What the task asks: Repeat everything in the material exactly.

Entries provided:
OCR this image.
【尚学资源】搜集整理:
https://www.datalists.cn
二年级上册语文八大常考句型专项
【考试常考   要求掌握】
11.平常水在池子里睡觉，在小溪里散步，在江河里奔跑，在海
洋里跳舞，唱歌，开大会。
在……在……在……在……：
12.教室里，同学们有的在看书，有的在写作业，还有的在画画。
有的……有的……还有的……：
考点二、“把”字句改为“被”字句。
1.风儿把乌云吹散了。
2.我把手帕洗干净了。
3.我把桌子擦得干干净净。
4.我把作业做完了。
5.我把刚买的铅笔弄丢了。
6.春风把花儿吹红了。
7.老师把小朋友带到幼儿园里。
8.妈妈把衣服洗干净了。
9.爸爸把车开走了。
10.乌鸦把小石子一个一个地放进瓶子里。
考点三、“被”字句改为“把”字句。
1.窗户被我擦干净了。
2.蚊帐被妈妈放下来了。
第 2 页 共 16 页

Result of the task:
OCR this image.
【尚学资源】搜集整理:
https://www.datalists.cn
二年级上册语文八大常考句型专项
【考试常考   要求掌握】
11.平常水在池子里睡觉，在小溪里散步，在江河里奔跑，在海
洋里跳舞，唱歌，开大会。
在……在……在……在……：
12.教室里，同学们有的在看书，有的在写作业，还有的在画画。
有的……有的……还有的……：
考点二、“把”字句改为“被”字句。
1.风儿把乌云吹散了。
2.我把手帕洗干净了。
3.我把桌子擦得干干净净。
4.我把作业做完了。
5.我把刚买的铅笔弄丢了。
6.春风把花儿吹红了。
7.老师把小朋友带到幼儿园里。
8.妈妈把衣服洗干净了。
9.爸爸把车开走了。
10.乌鸦把小石子一个一个地放进瓶子里。
考点三、“被”字句改为“把”字句。
1.窗户被我擦干净了。
2.蚊帐被妈妈放下来了。
第 2 页 共 16 页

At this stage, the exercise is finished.